Records provided:
= = = =
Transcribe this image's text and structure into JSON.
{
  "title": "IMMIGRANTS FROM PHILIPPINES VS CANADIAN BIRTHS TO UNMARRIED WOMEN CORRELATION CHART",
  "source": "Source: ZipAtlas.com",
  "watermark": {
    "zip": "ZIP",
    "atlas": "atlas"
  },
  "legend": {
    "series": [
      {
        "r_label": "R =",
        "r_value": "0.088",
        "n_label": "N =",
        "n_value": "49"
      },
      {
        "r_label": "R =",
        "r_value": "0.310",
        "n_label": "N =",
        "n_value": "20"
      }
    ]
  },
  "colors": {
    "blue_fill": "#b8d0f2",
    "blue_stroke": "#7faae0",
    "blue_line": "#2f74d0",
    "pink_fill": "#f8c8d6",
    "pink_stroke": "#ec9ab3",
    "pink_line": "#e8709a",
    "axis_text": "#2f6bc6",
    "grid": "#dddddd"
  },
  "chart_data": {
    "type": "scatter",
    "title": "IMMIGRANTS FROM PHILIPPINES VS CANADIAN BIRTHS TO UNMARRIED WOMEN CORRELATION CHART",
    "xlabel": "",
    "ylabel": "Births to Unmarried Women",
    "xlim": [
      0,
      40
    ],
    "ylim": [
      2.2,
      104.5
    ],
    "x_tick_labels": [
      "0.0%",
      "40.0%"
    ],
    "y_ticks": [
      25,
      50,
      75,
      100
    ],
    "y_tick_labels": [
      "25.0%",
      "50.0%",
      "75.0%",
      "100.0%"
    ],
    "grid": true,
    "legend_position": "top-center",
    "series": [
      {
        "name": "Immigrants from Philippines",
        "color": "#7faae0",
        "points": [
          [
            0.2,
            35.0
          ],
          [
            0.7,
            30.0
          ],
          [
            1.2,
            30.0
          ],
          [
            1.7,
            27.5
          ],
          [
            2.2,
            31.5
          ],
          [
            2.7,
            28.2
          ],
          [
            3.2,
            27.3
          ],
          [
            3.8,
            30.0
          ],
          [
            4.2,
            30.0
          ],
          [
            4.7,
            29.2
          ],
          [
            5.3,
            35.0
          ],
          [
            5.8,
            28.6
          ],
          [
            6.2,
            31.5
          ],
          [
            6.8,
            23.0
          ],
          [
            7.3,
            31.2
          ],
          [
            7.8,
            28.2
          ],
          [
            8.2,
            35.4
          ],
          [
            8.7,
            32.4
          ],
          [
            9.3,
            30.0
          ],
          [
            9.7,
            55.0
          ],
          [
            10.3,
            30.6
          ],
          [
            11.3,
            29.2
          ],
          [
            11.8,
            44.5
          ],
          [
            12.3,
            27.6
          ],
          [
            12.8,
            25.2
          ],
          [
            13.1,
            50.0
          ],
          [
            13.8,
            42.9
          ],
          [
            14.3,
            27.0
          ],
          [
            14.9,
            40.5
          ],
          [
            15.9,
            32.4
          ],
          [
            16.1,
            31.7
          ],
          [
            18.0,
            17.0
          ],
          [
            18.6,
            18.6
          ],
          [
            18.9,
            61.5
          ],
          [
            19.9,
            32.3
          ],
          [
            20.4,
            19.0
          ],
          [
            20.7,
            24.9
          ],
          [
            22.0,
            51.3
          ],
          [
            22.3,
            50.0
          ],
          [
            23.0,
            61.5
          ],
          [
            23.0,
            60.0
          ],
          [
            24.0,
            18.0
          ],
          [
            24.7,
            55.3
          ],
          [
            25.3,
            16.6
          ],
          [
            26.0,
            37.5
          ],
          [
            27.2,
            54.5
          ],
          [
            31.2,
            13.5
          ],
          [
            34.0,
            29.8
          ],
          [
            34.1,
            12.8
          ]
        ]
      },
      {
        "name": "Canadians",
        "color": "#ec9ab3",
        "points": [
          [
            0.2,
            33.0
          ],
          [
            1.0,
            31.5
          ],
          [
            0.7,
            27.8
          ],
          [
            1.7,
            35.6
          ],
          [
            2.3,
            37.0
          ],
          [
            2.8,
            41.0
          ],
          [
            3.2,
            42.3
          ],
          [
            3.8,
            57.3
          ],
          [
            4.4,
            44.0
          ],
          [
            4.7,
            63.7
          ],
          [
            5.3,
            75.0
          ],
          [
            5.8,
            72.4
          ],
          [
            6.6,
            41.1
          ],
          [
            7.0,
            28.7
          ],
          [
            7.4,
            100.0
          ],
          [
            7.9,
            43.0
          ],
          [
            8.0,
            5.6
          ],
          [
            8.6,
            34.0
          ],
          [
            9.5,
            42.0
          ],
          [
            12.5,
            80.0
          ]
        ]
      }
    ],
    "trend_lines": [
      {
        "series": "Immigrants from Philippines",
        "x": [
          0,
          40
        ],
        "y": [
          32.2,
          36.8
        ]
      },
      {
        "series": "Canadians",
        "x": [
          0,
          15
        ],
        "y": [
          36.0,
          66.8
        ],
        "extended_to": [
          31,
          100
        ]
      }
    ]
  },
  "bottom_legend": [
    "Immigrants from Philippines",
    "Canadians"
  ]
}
= = = =
Aim:
Restate each of the entries above verbatim.

Output:
Transcribe this image's text and structure into JSON.
{
  "title": "IMMIGRANTS FROM PHILIPPINES VS CANADIAN BIRTHS TO UNMARRIED WOMEN CORRELATION CHART",
  "source": "Source: ZipAtlas.com",
  "watermark": {
    "zip": "ZIP",
    "atlas": "atlas"
  },
  "legend": {
    "series": [
      {
        "r_label": "R =",
        "r_value": "0.088",
        "n_label": "N =",
        "n_value": "49"
      },
      {
        "r_label": "R =",
        "r_value": "0.310",
        "n_label": "N =",
        "n_value": "20"
      }
    ]
  },
  "colors": {
    "blue_fill": "#b8d0f2",
    "blue_stroke": "#7faae0",
    "blue_line": "#2f74d0",
    "pink_fill": "#f8c8d6",
    "pink_stroke": "#ec9ab3",
    "pink_line": "#e8709a",
    "axis_text": "#2f6bc6",
    "grid": "#dddddd"
  },
  "chart_data": {
    "type": "scatter",
    "title": "IMMIGRANTS FROM PHILIPPINES VS CANADIAN BIRTHS TO UNMARRIED WOMEN CORRELATION CHART",
    "xlabel": "",
    "ylabel": "Births to Unmarried Women",
    "xlim": [
      0,
      40
    ],
    "ylim": [
      2.2,
      104.5
    ],
    "x_tick_labels": [
      "0.0%",
      "40.0%"
    ],
    "y_ticks": [
      25,
      50,
      75,
      100
    ],
    "y_tick_labels": [
      "25.0%",
      "50.0%",
      "75.0%",
      "100.0%"
    ],
    "grid": true,
    "legend_position": "top-center",
    "series": [
      {
        "name": "Immigrants from Philippines",
        "color": "#7faae0",
        "points": [
          [
            0.2,
            35.0
          ],
          [
            0.7,
            30.0
          ],
          [
            1.2,
            30.0
          ],
          [
            1.7,
            27.5
          ],
          [
            2.2,
            31.5
          ],
          [
            2.7,
            28.2
          ],
          [
            3.2,
            27.3
          ],
          [
            3.8,
            30.0
          ],
          [
            4.2,
            30.0
          ],
          [
            4.7,
            29.2
          ],
          [
            5.3,
            35.0
          ],
          [
            5.8,
            28.6
          ],
          [
            6.2,
            31.5
          ],
          [
            6.8,
            23.0
          ],
          [
            7.3,
            31.2
          ],
          [
            7.8,
            28.2
          ],
          [
            8.2,
            35.4
          ],
          [
            8.7,
            32.4
          ],
          [
            9.3,
            30.0
          ],
          [
            9.7,
            55.0
          ],
          [
            10.3,
            30.6
          ],
          [
            11.3,
            29.2
          ],
          [
            11.8,
            44.5
          ],
          [
            12.3,
            27.6
          ],
          [
            12.8,
            25.2
          ],
          [
            13.1,
            50.0
          ],
          [
            13.8,
            42.9
          ],
          [
            14.3,
            27.0
          ],
          [
            14.9,
            40.5
          ],
          [
            15.9,
            32.4
          ],
          [
            16.1,
            31.7
          ],
          [
            18.0,
            17.0
          ],
          [
            18.6,
            18.6
          ],
          [
            18.9,
            61.5
          ],
          [
            19.9,
            32.3
          ],
          [
            20.4,
            19.0
          ],
          [
            20.7,
            24.9
          ],
          [
            22.0,
            51.3
          ],
          [
            22.3,
            50.0
          ],
          [
            23.0,
            61.5
          ],
          [
            23.0,
            60.0
          ],
          [
            24.0,
            18.0
          ],
          [
            24.7,
            55.3
          ],
          [
            25.3,
            16.6
          ],
          [
            26.0,
            37.5
          ],
          [
            27.2,
            54.5
          ],
          [
            31.2,
            13.5
          ],
          [
            34.0,
            29.8
          ],
          [
            34.1,
            12.8
          ]
        ]
      },
      {
        "name": "Canadians",
        "color": "#ec9ab3",
        "points": [
          [
            0.2,
            33.0
          ],
          [
            1.0,
            31.5
          ],
          [
            0.7,
            27.8
          ],
          [
            1.7,
            35.6
          ],
          [
            2.3,
            37.0
          ],
          [
            2.8,
            41.0
          ],
          [
            3.2,
            42.3
          ],
          [
            3.8,
            57.3
          ],
          [
            4.4,
            44.0
          ],
          [
            4.7,
            63.7
          ],
          [
            5.3,
            75.0
          ],
          [
            5.8,
            72.4
          ],
          [
            6.6,
            41.1
          ],
          [
            7.0,
            28.7
          ],
          [
            7.4,
            100.0
          ],
          [
            7.9,
            43.0
          ],
          [
            8.0,
            5.6
          ],
          [
            8.6,
            34.0
          ],
          [
            9.5,
            42.0
          ],
          [
            12.5,
            80.0
          ]
        ]
      }
    ],
    "trend_lines": [
      {
        "series": "Immigrants from Philippines",
        "x": [
          0,
          40
        ],
        "y": [
          32.2,
          36.8
        ]
      },
      {
        "series": "Canadians",
        "x": [
          0,
          15
        ],
        "y": [
          36.0,
          66.8
        ],
        "extended_to": [
          31,
          100
        ]
      }
    ]
  },
  "bottom_legend": [
    "Immigrants from Philippines",
    "Canadians"
  ]
}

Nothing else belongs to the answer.